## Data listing
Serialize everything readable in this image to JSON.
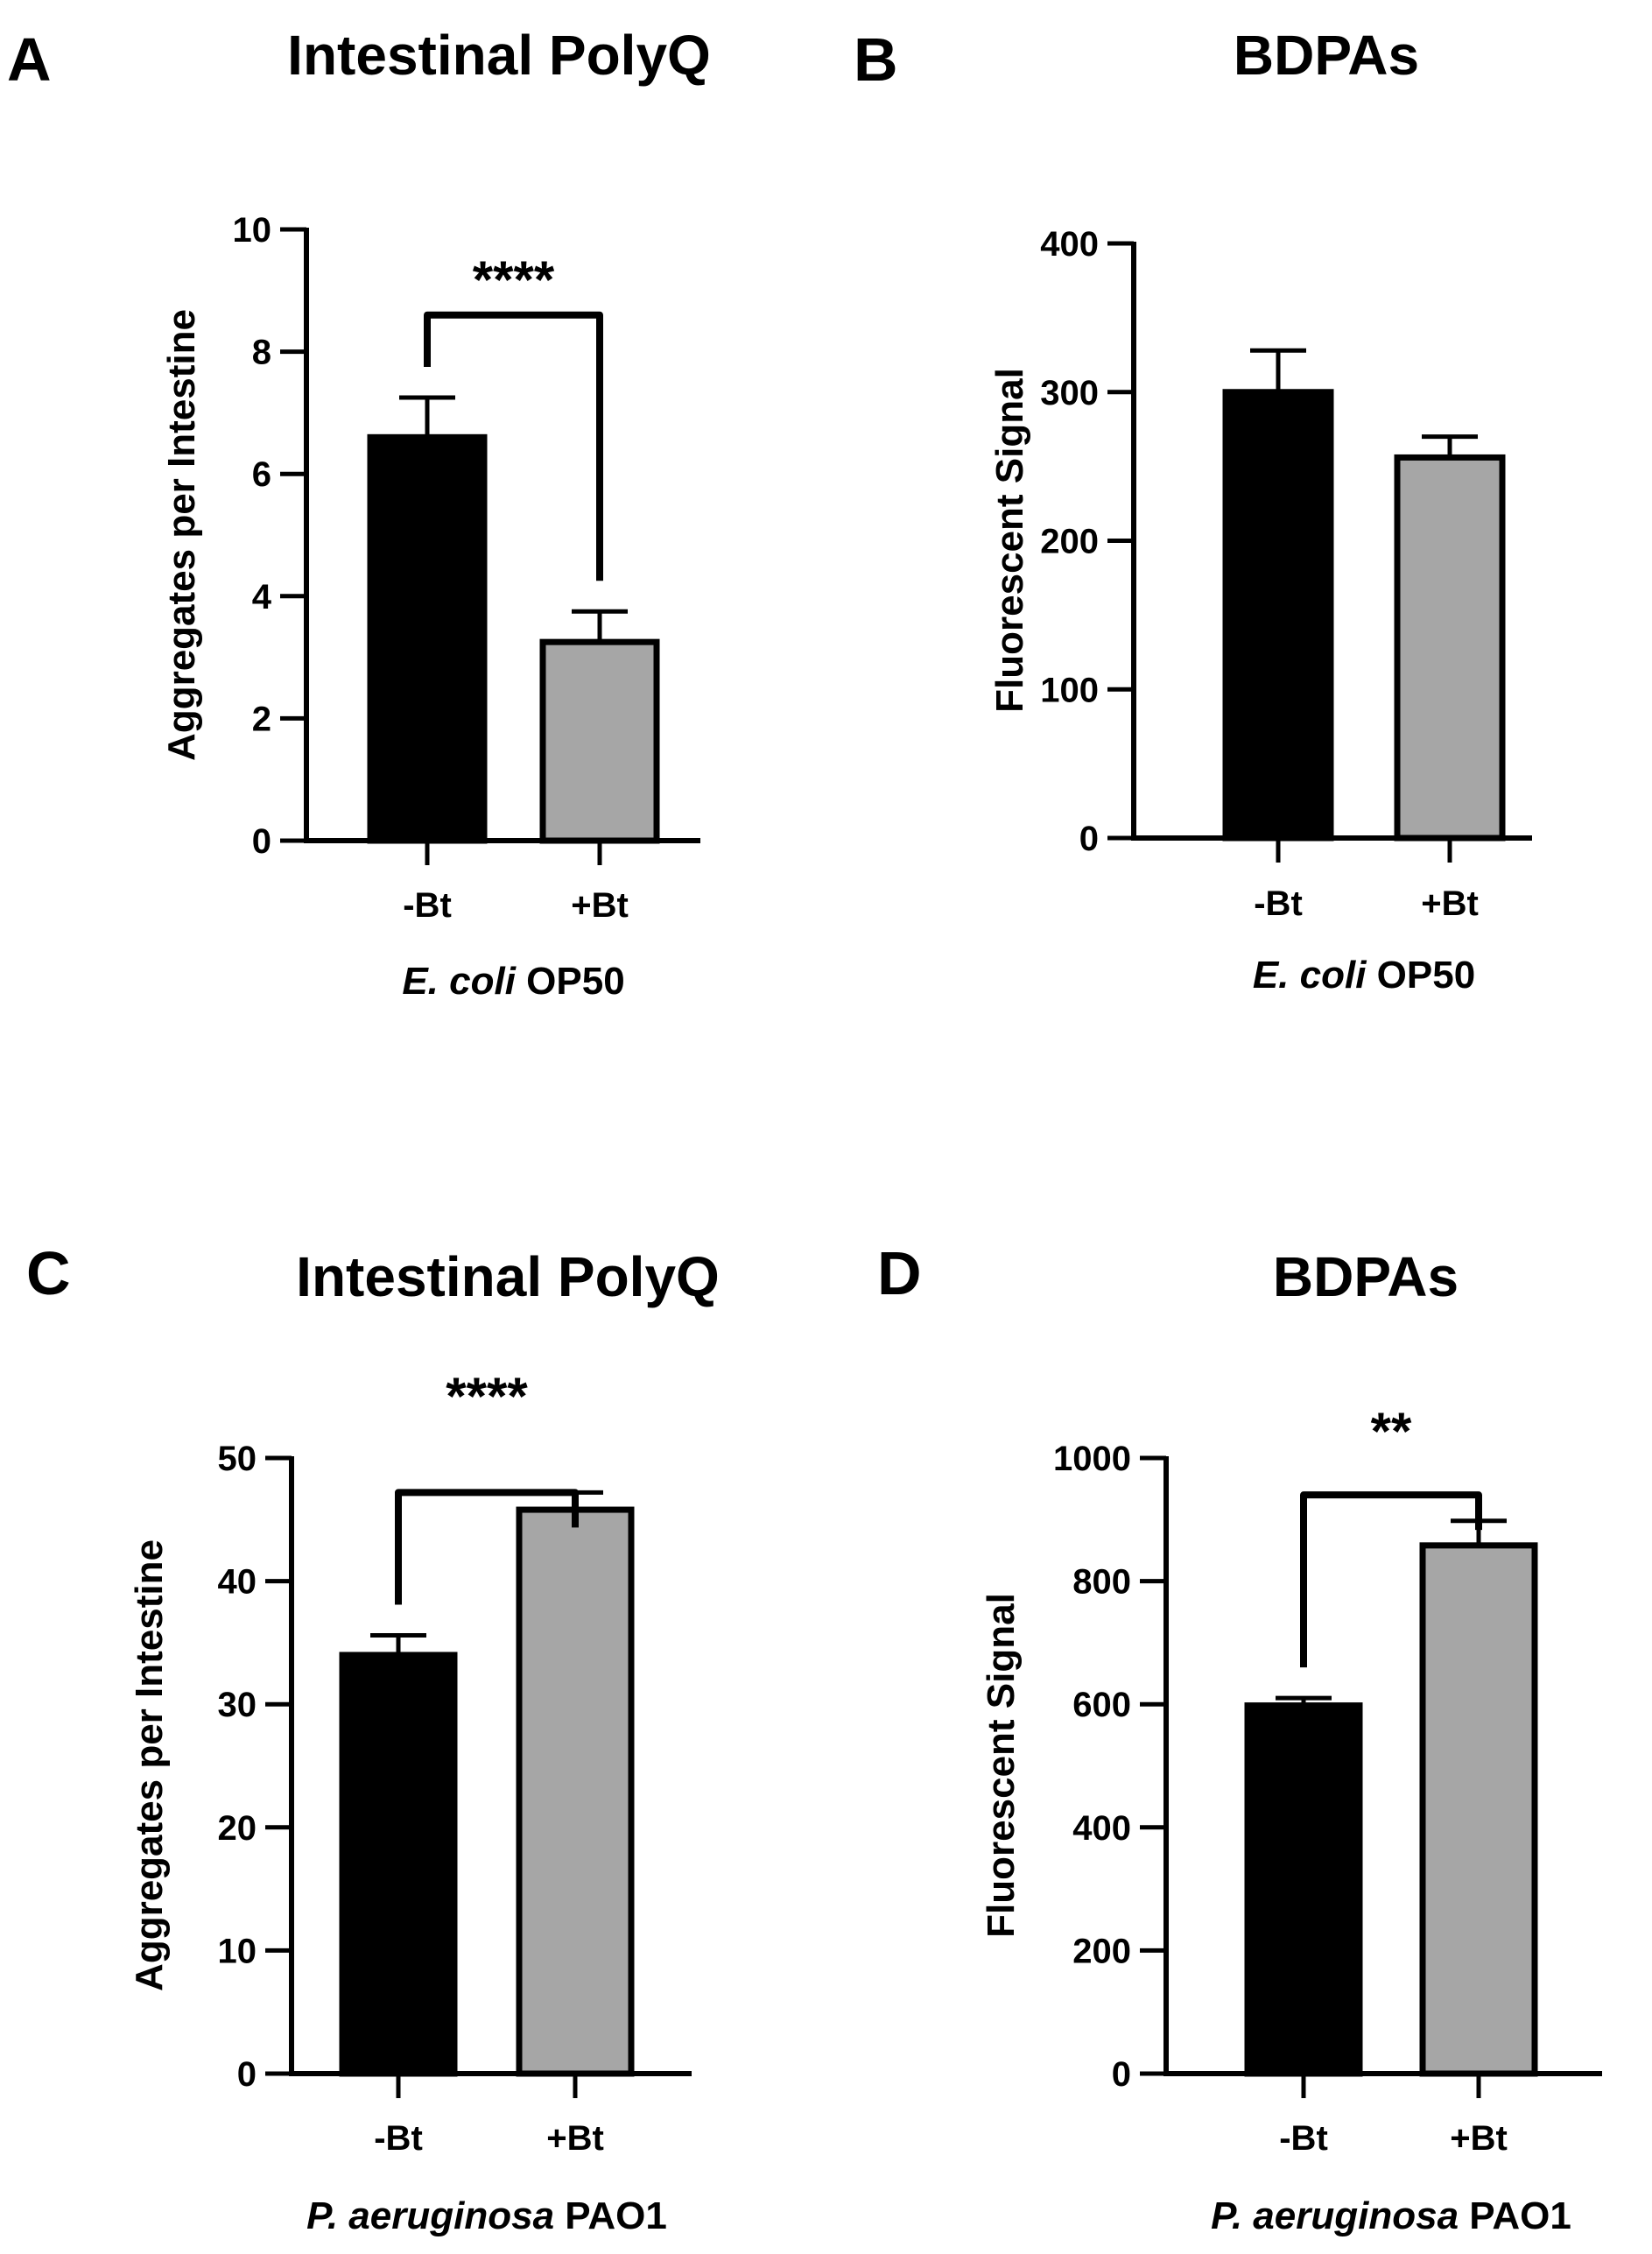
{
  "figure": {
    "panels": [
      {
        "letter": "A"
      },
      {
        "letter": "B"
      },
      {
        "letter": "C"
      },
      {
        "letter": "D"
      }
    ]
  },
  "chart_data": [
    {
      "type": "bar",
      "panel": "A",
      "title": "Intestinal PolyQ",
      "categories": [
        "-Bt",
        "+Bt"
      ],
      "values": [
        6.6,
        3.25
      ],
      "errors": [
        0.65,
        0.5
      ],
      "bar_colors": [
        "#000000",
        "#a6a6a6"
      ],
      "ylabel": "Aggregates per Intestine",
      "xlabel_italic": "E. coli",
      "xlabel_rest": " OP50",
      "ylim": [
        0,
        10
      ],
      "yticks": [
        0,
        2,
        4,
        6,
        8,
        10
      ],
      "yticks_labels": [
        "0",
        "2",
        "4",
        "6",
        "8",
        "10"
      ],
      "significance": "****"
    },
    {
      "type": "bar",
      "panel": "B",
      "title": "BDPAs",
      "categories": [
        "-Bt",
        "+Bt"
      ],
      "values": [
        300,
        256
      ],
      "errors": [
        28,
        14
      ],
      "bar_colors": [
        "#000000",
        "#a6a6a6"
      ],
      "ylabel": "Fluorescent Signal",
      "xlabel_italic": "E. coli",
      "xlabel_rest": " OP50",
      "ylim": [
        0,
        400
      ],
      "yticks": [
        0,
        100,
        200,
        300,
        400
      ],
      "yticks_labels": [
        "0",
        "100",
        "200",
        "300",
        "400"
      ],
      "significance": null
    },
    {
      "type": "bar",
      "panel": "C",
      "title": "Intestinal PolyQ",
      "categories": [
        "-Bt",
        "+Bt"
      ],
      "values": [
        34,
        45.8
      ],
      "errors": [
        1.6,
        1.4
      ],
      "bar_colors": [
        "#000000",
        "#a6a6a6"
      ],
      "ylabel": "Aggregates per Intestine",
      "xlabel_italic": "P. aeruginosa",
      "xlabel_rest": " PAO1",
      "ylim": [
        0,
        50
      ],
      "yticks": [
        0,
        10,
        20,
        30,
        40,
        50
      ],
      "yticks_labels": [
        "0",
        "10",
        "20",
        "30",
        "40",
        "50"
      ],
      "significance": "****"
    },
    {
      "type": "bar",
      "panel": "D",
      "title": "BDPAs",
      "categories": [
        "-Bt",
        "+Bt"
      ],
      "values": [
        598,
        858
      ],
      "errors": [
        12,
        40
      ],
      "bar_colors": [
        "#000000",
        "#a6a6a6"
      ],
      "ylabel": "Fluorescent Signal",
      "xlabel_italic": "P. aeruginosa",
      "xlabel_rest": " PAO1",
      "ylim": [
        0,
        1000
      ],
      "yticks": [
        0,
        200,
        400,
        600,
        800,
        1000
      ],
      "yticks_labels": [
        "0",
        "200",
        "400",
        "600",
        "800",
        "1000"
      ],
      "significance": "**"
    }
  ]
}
* * *
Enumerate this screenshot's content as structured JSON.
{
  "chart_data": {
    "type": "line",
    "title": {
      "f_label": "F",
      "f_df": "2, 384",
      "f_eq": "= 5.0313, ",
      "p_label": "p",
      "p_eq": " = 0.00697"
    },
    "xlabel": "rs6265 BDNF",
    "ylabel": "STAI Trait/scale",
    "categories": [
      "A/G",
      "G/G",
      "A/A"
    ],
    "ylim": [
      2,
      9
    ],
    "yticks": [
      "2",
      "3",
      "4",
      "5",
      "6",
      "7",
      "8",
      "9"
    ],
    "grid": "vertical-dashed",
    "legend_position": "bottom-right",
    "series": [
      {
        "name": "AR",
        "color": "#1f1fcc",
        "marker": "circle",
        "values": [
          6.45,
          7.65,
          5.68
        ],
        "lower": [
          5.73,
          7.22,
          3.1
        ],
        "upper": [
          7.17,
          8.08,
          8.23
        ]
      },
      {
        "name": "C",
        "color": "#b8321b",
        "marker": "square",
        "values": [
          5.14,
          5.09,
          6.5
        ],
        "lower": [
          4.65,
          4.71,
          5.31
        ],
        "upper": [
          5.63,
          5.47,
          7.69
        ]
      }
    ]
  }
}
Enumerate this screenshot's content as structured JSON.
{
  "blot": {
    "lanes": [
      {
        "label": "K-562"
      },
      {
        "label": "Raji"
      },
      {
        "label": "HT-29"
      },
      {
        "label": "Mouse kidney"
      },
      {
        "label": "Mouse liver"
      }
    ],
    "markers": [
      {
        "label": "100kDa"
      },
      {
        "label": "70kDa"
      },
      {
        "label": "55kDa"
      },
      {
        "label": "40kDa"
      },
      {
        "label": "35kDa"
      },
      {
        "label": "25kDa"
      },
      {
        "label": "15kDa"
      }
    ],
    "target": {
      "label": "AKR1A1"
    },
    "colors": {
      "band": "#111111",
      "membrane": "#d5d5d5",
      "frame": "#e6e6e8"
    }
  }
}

## STATED EXERCISE
Go through the listing above and locate each line that holds the word "significance". Copy those lines.

## CORRECT ANSWER
      "significance": "****"
      "significance": null
      "significance": "****"
      "significance": "**"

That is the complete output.